## START Material provided

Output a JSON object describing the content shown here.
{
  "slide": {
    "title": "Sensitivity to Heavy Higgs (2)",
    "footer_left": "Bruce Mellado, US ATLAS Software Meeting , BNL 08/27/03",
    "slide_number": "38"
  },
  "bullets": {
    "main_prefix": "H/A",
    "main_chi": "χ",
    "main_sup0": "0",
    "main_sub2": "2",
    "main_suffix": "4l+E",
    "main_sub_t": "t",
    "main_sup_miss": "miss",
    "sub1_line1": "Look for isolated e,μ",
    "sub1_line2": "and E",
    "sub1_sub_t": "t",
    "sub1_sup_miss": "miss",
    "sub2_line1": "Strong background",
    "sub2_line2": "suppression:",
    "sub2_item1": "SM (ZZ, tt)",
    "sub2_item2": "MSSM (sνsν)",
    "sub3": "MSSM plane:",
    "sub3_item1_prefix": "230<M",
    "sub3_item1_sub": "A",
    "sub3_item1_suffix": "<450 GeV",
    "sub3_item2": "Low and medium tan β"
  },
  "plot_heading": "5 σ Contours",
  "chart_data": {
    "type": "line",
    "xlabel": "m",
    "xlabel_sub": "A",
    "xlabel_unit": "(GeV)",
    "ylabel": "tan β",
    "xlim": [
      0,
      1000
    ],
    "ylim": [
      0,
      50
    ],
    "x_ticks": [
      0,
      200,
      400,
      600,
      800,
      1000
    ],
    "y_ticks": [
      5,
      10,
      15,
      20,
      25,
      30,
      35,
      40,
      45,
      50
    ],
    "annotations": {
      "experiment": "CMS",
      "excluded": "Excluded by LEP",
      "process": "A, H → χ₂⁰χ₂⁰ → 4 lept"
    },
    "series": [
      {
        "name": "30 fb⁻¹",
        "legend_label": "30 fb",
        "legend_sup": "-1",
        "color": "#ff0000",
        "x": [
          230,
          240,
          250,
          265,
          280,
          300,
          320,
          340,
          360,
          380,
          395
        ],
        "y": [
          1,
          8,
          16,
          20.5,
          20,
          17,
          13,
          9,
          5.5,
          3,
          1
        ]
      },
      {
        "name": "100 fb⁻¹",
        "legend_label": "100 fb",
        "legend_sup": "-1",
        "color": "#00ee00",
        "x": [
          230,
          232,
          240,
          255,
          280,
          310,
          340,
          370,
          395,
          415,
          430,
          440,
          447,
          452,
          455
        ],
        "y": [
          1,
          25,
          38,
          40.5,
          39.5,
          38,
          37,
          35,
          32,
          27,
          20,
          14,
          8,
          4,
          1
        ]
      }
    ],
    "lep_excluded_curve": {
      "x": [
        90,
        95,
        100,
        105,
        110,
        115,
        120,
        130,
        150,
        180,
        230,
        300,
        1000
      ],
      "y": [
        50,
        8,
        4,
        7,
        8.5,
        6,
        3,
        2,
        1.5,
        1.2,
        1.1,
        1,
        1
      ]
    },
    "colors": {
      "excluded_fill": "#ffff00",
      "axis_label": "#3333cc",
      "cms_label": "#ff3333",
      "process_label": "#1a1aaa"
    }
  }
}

## END Material provided

Extract all of the data above and output it character for character.

Output a JSON object describing the content shown here.
{
  "slide": {
    "title": "Sensitivity to Heavy Higgs (2)",
    "footer_left": "Bruce Mellado, US ATLAS Software Meeting , BNL 08/27/03",
    "slide_number": "38"
  },
  "bullets": {
    "main_prefix": "H/A",
    "main_chi": "χ",
    "main_sup0": "0",
    "main_sub2": "2",
    "main_suffix": "4l+E",
    "main_sub_t": "t",
    "main_sup_miss": "miss",
    "sub1_line1": "Look for isolated e,μ",
    "sub1_line2": "and E",
    "sub1_sub_t": "t",
    "sub1_sup_miss": "miss",
    "sub2_line1": "Strong background",
    "sub2_line2": "suppression:",
    "sub2_item1": "SM (ZZ, tt)",
    "sub2_item2": "MSSM (sνsν)",
    "sub3": "MSSM plane:",
    "sub3_item1_prefix": "230<M",
    "sub3_item1_sub": "A",
    "sub3_item1_suffix": "<450 GeV",
    "sub3_item2": "Low and medium tan β"
  },
  "plot_heading": "5 σ Contours",
  "chart_data": {
    "type": "line",
    "xlabel": "m",
    "xlabel_sub": "A",
    "xlabel_unit": "(GeV)",
    "ylabel": "tan β",
    "xlim": [
      0,
      1000
    ],
    "ylim": [
      0,
      50
    ],
    "x_ticks": [
      0,
      200,
      400,
      600,
      800,
      1000
    ],
    "y_ticks": [
      5,
      10,
      15,
      20,
      25,
      30,
      35,
      40,
      45,
      50
    ],
    "annotations": {
      "experiment": "CMS",
      "excluded": "Excluded by LEP",
      "process": "A, H → χ₂⁰χ₂⁰ → 4 lept"
    },
    "series": [
      {
        "name": "30 fb⁻¹",
        "legend_label": "30 fb",
        "legend_sup": "-1",
        "color": "#ff0000",
        "x": [
          230,
          240,
          250,
          265,
          280,
          300,
          320,
          340,
          360,
          380,
          395
        ],
        "y": [
          1,
          8,
          16,
          20.5,
          20,
          17,
          13,
          9,
          5.5,
          3,
          1
        ]
      },
      {
        "name": "100 fb⁻¹",
        "legend_label": "100 fb",
        "legend_sup": "-1",
        "color": "#00ee00",
        "x": [
          230,
          232,
          240,
          255,
          280,
          310,
          340,
          370,
          395,
          415,
          430,
          440,
          447,
          452,
          455
        ],
        "y": [
          1,
          25,
          38,
          40.5,
          39.5,
          38,
          37,
          35,
          32,
          27,
          20,
          14,
          8,
          4,
          1
        ]
      }
    ],
    "lep_excluded_curve": {
      "x": [
        90,
        95,
        100,
        105,
        110,
        115,
        120,
        130,
        150,
        180,
        230,
        300,
        1000
      ],
      "y": [
        50,
        8,
        4,
        7,
        8.5,
        6,
        3,
        2,
        1.5,
        1.2,
        1.1,
        1,
        1
      ]
    },
    "colors": {
      "excluded_fill": "#ffff00",
      "axis_label": "#3333cc",
      "cms_label": "#ff3333",
      "process_label": "#1a1aaa"
    }
  }
}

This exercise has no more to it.